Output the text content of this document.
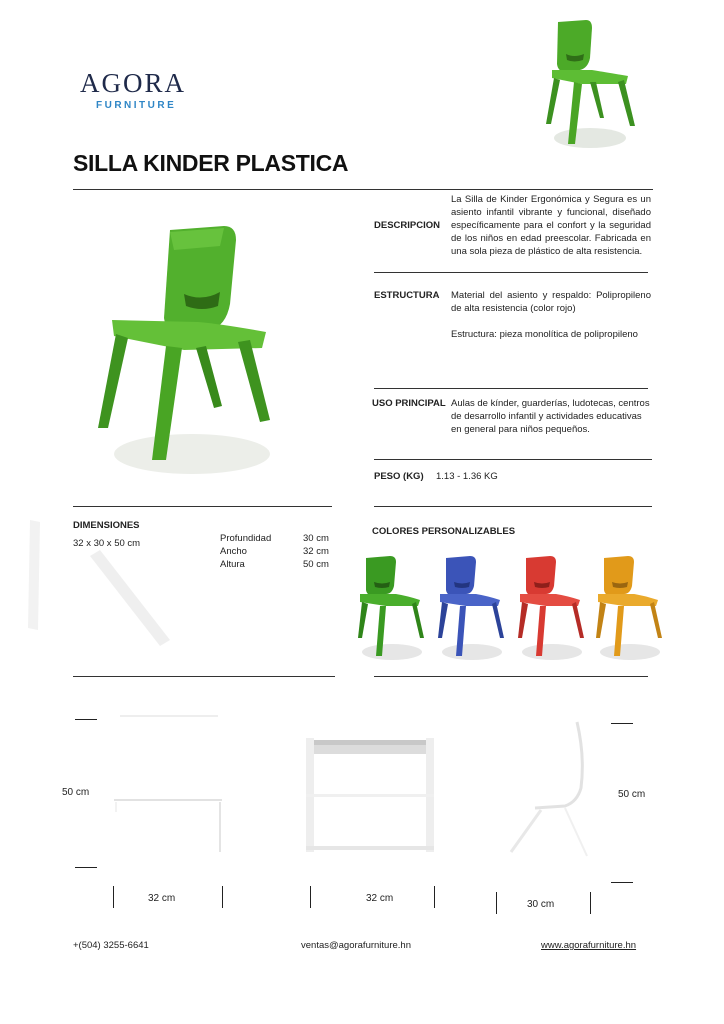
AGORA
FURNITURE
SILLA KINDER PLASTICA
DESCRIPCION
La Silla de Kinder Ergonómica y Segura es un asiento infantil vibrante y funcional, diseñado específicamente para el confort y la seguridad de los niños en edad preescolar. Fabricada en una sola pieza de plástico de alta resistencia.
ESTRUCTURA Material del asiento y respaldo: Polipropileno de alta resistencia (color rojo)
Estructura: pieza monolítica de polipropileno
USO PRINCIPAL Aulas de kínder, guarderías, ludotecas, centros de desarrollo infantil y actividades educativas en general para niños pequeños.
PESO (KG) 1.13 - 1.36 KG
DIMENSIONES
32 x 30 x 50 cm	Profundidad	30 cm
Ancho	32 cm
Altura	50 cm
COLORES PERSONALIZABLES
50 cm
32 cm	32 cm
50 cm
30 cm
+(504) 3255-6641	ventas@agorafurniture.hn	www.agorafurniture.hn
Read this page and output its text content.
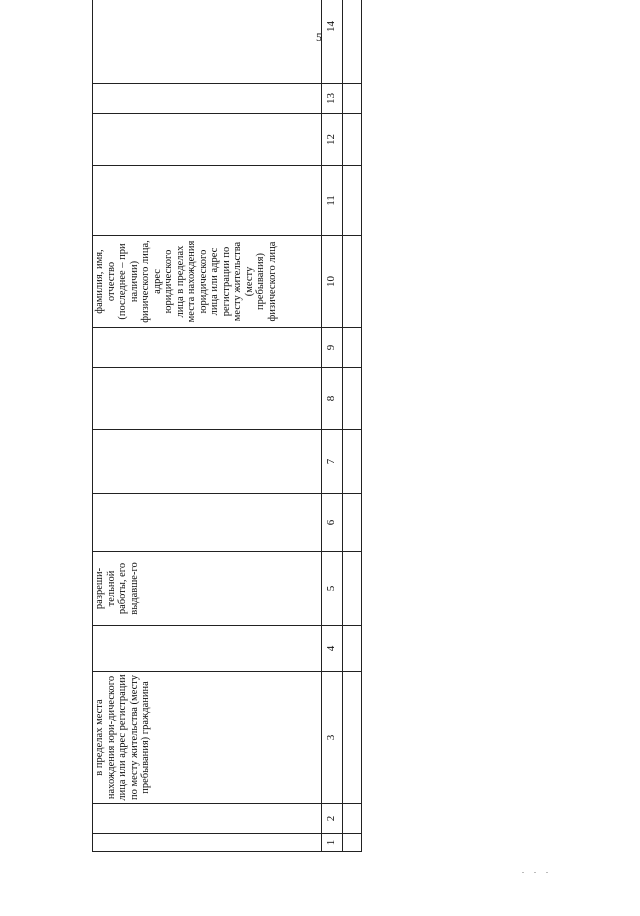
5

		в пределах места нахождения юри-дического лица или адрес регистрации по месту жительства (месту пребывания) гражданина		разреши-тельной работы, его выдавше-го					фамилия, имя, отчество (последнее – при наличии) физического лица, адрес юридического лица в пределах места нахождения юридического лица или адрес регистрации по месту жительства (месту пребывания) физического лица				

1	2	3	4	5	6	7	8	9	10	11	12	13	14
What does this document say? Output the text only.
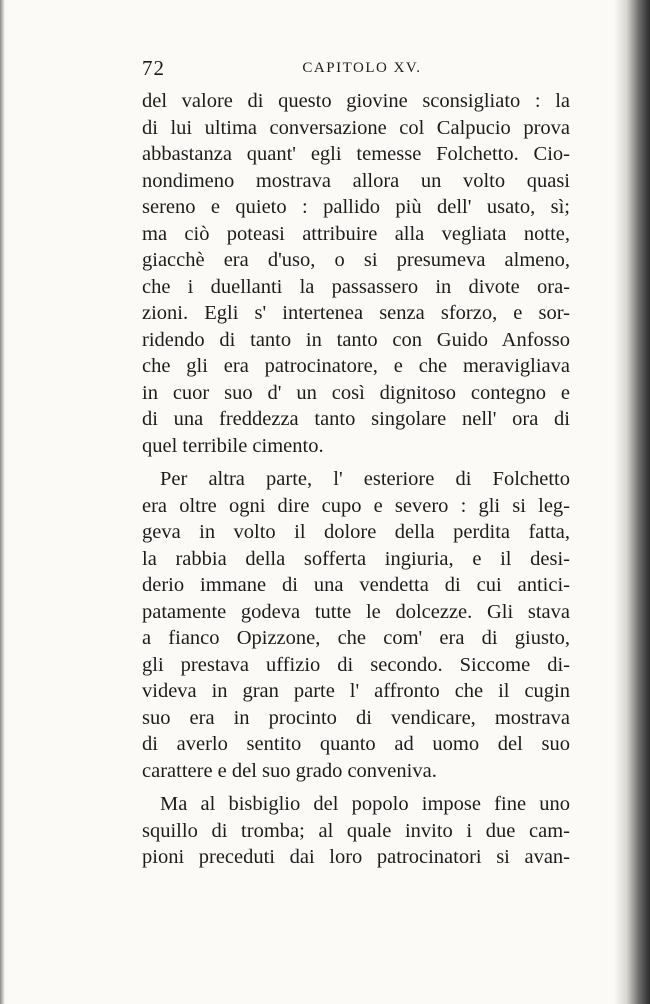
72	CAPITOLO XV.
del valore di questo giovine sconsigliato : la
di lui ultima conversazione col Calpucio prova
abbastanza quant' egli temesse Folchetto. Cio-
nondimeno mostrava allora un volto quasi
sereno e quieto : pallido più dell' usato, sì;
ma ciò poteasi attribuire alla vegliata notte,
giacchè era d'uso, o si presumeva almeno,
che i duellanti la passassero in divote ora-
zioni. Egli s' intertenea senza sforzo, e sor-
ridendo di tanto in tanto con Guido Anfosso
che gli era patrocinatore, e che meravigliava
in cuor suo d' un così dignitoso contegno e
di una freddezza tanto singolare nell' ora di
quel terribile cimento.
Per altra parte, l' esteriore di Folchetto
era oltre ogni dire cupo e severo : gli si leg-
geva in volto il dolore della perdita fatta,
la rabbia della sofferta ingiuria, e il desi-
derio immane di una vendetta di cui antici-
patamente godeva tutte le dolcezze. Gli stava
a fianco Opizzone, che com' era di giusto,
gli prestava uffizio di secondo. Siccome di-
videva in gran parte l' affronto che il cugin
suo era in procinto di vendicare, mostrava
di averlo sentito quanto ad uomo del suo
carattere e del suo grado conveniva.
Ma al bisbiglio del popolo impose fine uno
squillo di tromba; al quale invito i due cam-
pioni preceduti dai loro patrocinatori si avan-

• • • •

§ OBJECTIVE
Using the data above, copy each line that contains "this".

§ FULL OUTPUT
Output the text content of this document.
Read this page and output its text content.
What does this document say? Output the text only.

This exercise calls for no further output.